Entries follow. Set all of them down as they stand.

== Given entries ==
---*---
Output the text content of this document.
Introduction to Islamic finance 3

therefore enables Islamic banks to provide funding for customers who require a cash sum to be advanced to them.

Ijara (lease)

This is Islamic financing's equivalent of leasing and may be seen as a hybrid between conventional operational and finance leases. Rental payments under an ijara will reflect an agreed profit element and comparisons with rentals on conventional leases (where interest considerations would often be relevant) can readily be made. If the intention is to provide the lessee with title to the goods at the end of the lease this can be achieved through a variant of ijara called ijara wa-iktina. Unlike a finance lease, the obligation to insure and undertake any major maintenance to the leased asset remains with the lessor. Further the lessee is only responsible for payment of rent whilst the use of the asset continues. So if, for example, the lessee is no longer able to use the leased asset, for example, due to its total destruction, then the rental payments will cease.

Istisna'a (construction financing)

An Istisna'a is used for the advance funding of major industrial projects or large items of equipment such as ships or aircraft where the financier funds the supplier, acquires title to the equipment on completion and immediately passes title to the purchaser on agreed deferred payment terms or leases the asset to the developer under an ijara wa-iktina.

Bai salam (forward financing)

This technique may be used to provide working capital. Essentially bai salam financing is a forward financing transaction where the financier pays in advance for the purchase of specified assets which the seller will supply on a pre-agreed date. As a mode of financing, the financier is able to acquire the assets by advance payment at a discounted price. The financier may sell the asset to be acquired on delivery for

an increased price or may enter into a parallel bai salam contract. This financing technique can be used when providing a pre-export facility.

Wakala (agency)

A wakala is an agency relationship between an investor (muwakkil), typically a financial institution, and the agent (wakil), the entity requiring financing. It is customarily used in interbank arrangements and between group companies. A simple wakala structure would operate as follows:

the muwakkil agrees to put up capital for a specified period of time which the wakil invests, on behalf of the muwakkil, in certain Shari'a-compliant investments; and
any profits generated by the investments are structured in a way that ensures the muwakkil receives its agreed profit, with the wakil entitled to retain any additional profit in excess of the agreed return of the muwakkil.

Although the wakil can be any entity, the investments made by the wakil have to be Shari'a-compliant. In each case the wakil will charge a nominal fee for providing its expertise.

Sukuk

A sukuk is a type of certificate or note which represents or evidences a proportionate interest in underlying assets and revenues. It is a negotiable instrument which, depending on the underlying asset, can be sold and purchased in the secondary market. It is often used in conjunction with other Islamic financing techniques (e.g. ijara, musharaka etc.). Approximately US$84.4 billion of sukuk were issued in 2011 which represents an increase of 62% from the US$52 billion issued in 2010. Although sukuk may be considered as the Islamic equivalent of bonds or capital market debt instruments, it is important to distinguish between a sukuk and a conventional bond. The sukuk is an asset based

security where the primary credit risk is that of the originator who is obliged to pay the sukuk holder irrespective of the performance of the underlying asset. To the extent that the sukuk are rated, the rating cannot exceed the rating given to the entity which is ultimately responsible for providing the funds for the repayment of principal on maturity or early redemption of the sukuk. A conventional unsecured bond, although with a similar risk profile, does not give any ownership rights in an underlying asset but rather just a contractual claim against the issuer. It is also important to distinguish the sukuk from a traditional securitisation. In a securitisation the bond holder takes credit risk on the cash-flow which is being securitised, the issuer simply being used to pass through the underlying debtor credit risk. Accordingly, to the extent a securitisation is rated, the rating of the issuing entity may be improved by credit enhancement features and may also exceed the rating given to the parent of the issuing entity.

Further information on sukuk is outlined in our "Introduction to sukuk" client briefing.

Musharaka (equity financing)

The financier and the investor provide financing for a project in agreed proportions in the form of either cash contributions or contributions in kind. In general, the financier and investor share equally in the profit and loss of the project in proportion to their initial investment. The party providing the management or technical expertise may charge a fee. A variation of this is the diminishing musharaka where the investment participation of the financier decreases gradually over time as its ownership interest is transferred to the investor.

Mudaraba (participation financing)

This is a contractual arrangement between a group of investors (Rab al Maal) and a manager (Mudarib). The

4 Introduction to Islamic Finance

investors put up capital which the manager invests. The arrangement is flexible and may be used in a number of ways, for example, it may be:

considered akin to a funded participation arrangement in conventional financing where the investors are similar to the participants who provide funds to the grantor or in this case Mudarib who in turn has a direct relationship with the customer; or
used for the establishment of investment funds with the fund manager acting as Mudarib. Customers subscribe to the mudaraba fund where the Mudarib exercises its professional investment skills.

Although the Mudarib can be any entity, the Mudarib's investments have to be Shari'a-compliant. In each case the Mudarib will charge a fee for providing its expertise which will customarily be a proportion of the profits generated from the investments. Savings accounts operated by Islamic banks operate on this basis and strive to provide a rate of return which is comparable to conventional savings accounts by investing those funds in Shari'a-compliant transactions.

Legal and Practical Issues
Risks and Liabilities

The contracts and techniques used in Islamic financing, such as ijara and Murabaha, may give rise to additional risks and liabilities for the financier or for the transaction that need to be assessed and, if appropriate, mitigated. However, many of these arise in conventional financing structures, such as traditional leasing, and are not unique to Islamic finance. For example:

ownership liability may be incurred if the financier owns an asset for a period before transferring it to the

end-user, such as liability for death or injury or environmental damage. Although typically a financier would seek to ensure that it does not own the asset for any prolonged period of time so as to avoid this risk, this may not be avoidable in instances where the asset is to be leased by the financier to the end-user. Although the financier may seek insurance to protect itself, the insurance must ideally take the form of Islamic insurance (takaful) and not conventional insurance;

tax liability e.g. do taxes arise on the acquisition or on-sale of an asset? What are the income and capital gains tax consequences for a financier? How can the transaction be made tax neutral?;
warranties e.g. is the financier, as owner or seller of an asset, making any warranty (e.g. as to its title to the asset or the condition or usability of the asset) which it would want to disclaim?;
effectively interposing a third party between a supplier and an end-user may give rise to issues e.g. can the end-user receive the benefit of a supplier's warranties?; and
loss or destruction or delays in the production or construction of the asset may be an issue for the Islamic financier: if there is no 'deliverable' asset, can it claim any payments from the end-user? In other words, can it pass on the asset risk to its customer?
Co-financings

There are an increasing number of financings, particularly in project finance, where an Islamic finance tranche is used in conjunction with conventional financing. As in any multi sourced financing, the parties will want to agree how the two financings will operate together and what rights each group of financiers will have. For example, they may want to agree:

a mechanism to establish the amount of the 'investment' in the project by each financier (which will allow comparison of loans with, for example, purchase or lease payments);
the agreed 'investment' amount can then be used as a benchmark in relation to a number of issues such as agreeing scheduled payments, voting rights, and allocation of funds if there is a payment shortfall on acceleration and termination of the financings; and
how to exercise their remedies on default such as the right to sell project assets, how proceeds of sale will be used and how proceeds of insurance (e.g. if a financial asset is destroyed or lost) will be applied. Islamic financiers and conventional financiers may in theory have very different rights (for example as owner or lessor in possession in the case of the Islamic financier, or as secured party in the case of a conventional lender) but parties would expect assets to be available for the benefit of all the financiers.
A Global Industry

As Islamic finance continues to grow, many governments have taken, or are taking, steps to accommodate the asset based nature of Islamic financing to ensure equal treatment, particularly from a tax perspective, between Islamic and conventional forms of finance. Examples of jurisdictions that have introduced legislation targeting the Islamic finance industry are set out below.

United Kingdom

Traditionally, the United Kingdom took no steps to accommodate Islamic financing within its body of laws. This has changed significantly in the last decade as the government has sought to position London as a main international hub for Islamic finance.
---*---
== Written answer ==
Output the text content of this document.
Introduction to Islamic finance 3

therefore enables Islamic banks to provide funding for customers who require a cash sum to be advanced to them.

Ijara (lease)

This is Islamic financing's equivalent of leasing and may be seen as a hybrid between conventional operational and finance leases. Rental payments under an ijara will reflect an agreed profit element and comparisons with rentals on conventional leases (where interest considerations would often be relevant) can readily be made. If the intention is to provide the lessee with title to the goods at the end of the lease this can be achieved through a variant of ijara called ijara wa-iktina. Unlike a finance lease, the obligation to insure and undertake any major maintenance to the leased asset remains with the lessor. Further the lessee is only responsible for payment of rent whilst the use of the asset continues. So if, for example, the lessee is no longer able to use the leased asset, for example, due to its total destruction, then the rental payments will cease.

Istisna'a (construction financing)

An Istisna'a is used for the advance funding of major industrial projects or large items of equipment such as ships or aircraft where the financier funds the supplier, acquires title to the equipment on completion and immediately passes title to the purchaser on agreed deferred payment terms or leases the asset to the developer under an ijara wa-iktina.

Bai salam (forward financing)

This technique may be used to provide working capital. Essentially bai salam financing is a forward financing transaction where the financier pays in advance for the purchase of specified assets which the seller will supply on a pre-agreed date. As a mode of financing, the financier is able to acquire the assets by advance payment at a discounted price. The financier may sell the asset to be acquired on delivery for

an increased price or may enter into a parallel bai salam contract. This financing technique can be used when providing a pre-export facility.

Wakala (agency)

A wakala is an agency relationship between an investor (muwakkil), typically a financial institution, and the agent (wakil), the entity requiring financing. It is customarily used in interbank arrangements and between group companies. A simple wakala structure would operate as follows:

the muwakkil agrees to put up capital for a specified period of time which the wakil invests, on behalf of the muwakkil, in certain Shari'a-compliant investments; and
any profits generated by the investments are structured in a way that ensures the muwakkil receives its agreed profit, with the wakil entitled to retain any additional profit in excess of the agreed return of the muwakkil.

Although the wakil can be any entity, the investments made by the wakil have to be Shari'a-compliant. In each case the wakil will charge a nominal fee for providing its expertise.

Sukuk

A sukuk is a type of certificate or note which represents or evidences a proportionate interest in underlying assets and revenues. It is a negotiable instrument which, depending on the underlying asset, can be sold and purchased in the secondary market. It is often used in conjunction with other Islamic financing techniques (e.g. ijara, musharaka etc.). Approximately US$84.4 billion of sukuk were issued in 2011 which represents an increase of 62% from the US$52 billion issued in 2010. Although sukuk may be considered as the Islamic equivalent of bonds or capital market debt instruments, it is important to distinguish between a sukuk and a conventional bond. The sukuk is an asset based

security where the primary credit risk is that of the originator who is obliged to pay the sukuk holder irrespective of the performance of the underlying asset. To the extent that the sukuk are rated, the rating cannot exceed the rating given to the entity which is ultimately responsible for providing the funds for the repayment of principal on maturity or early redemption of the sukuk. A conventional unsecured bond, although with a similar risk profile, does not give any ownership rights in an underlying asset but rather just a contractual claim against the issuer. It is also important to distinguish the sukuk from a traditional securitisation. In a securitisation the bond holder takes credit risk on the cash-flow which is being securitised, the issuer simply being used to pass through the underlying debtor credit risk. Accordingly, to the extent a securitisation is rated, the rating of the issuing entity may be improved by credit enhancement features and may also exceed the rating given to the parent of the issuing entity.

Further information on sukuk is outlined in our "Introduction to sukuk" client briefing.

Musharaka (equity financing)

The financier and the investor provide financing for a project in agreed proportions in the form of either cash contributions or contributions in kind. In general, the financier and investor share equally in the profit and loss of the project in proportion to their initial investment. The party providing the management or technical expertise may charge a fee. A variation of this is the diminishing musharaka where the investment participation of the financier decreases gradually over time as its ownership interest is transferred to the investor.

Mudaraba (participation financing)

This is a contractual arrangement between a group of investors (Rab al Maal) and a manager (Mudarib). The

4 Introduction to Islamic Finance

investors put up capital which the manager invests. The arrangement is flexible and may be used in a number of ways, for example, it may be:

considered akin to a funded participation arrangement in conventional financing where the investors are similar to the participants who provide funds to the grantor or in this case Mudarib who in turn has a direct relationship with the customer; or
used for the establishment of investment funds with the fund manager acting as Mudarib. Customers subscribe to the mudaraba fund where the Mudarib exercises its professional investment skills.

Although the Mudarib can be any entity, the Mudarib's investments have to be Shari'a-compliant. In each case the Mudarib will charge a fee for providing its expertise which will customarily be a proportion of the profits generated from the investments. Savings accounts operated by Islamic banks operate on this basis and strive to provide a rate of return which is comparable to conventional savings accounts by investing those funds in Shari'a-compliant transactions.

Legal and Practical Issues
Risks and Liabilities

The contracts and techniques used in Islamic financing, such as ijara and Murabaha, may give rise to additional risks and liabilities for the financier or for the transaction that need to be assessed and, if appropriate, mitigated. However, many of these arise in conventional financing structures, such as traditional leasing, and are not unique to Islamic finance. For example:

ownership liability may be incurred if the financier owns an asset for a period before transferring it to the

end-user, such as liability for death or injury or environmental damage. Although typically a financier would seek to ensure that it does not own the asset for any prolonged period of time so as to avoid this risk, this may not be avoidable in instances where the asset is to be leased by the financier to the end-user. Although the financier may seek insurance to protect itself, the insurance must ideally take the form of Islamic insurance (takaful) and not conventional insurance;

tax liability e.g. do taxes arise on the acquisition or on-sale of an asset? What are the income and capital gains tax consequences for a financier? How can the transaction be made tax neutral?;
warranties e.g. is the financier, as owner or seller of an asset, making any warranty (e.g. as to its title to the asset or the condition or usability of the asset) which it would want to disclaim?;
effectively interposing a third party between a supplier and an end-user may give rise to issues e.g. can the end-user receive the benefit of a supplier's warranties?; and
loss or destruction or delays in the production or construction of the asset may be an issue for the Islamic financier: if there is no 'deliverable' asset, can it claim any payments from the end-user? In other words, can it pass on the asset risk to its customer?
Co-financings

There are an increasing number of financings, particularly in project finance, where an Islamic finance tranche is used in conjunction with conventional financing. As in any multi sourced financing, the parties will want to agree how the two financings will operate together and what rights each group of financiers will have. For example, they may want to agree:

a mechanism to establish the amount of the 'investment' in the project by each financier (which will allow comparison of loans with, for example, purchase or lease payments);
the agreed 'investment' amount can then be used as a benchmark in relation to a number of issues such as agreeing scheduled payments, voting rights, and allocation of funds if there is a payment shortfall on acceleration and termination of the financings; and
how to exercise their remedies on default such as the right to sell project assets, how proceeds of sale will be used and how proceeds of insurance (e.g. if a financial asset is destroyed or lost) will be applied. Islamic financiers and conventional financiers may in theory have very different rights (for example as owner or lessor in possession in the case of the Islamic financier, or as secured party in the case of a conventional lender) but parties would expect assets to be available for the benefit of all the financiers.
A Global Industry

As Islamic finance continues to grow, many governments have taken, or are taking, steps to accommodate the asset based nature of Islamic financing to ensure equal treatment, particularly from a tax perspective, between Islamic and conventional forms of finance. Examples of jurisdictions that have introduced legislation targeting the Islamic finance industry are set out below.

United Kingdom

Traditionally, the United Kingdom took no steps to accommodate Islamic financing within its body of laws. This has changed significantly in the last decade as the government has sought to position London as a main international hub for Islamic finance.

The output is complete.